Problem statement - Check each line of the records for "value"; collect those that have it.

------------------------------------------------------------------------

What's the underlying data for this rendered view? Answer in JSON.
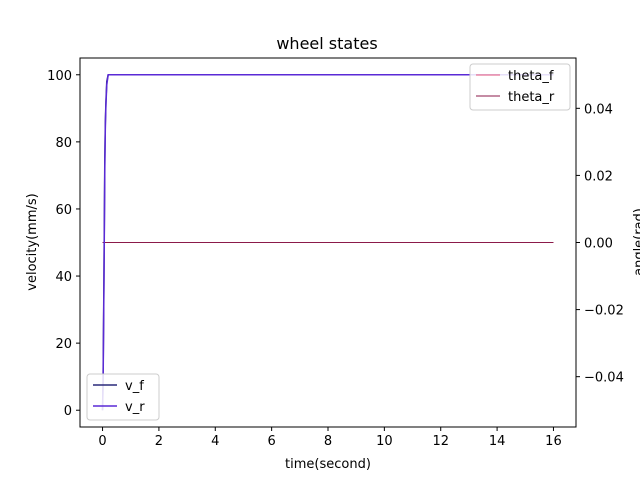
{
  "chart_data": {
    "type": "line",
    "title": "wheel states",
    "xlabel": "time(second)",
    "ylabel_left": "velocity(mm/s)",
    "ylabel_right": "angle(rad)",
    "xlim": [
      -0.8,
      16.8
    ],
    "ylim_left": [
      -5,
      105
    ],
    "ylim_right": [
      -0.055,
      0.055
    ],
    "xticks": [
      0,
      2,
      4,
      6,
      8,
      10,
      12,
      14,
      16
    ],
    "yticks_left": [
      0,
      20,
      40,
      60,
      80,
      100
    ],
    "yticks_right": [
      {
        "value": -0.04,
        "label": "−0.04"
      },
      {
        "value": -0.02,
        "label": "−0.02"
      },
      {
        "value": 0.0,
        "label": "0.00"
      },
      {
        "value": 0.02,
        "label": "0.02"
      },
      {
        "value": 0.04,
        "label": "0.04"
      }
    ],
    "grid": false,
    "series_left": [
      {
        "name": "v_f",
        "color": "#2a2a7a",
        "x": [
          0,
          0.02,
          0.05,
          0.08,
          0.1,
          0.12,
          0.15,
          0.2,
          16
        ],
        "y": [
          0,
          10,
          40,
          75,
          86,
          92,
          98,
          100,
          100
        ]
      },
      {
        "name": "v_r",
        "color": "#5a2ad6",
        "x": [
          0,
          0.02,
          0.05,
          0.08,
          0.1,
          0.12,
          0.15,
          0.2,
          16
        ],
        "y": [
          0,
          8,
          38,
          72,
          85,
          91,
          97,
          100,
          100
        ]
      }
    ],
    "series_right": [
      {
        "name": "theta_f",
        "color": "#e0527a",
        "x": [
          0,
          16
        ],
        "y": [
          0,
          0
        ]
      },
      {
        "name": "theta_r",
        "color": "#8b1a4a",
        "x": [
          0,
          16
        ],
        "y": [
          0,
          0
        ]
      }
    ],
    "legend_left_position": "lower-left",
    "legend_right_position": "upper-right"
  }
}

------------------------------------------------------------------------

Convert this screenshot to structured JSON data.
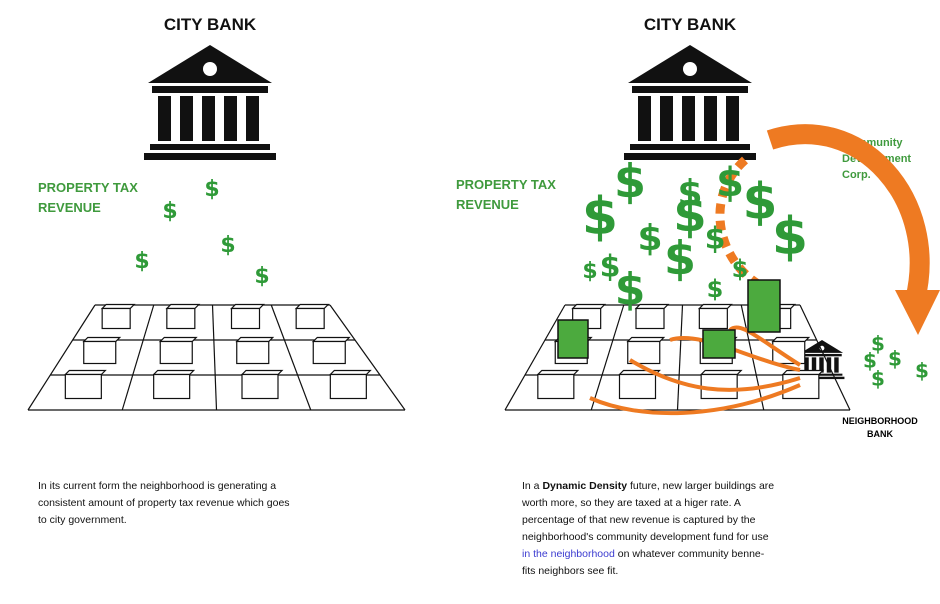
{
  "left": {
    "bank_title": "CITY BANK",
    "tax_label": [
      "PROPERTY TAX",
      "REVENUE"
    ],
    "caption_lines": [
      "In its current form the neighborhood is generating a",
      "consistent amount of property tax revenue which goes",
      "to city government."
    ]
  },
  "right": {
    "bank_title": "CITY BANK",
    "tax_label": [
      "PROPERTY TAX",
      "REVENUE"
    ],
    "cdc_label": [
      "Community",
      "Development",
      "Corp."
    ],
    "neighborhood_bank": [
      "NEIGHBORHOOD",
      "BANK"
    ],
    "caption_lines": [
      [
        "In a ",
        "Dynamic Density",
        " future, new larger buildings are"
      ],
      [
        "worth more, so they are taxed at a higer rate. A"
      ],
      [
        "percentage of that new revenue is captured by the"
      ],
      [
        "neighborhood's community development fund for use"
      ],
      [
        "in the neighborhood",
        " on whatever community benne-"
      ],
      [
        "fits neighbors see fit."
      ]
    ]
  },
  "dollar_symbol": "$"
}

------------------------------------------------------------------------

Output of the exercise -
        "value": -0.04,
        "value": -0.02,
        "value": 0.0,
        "value": 0.02,
        "value": 0.04,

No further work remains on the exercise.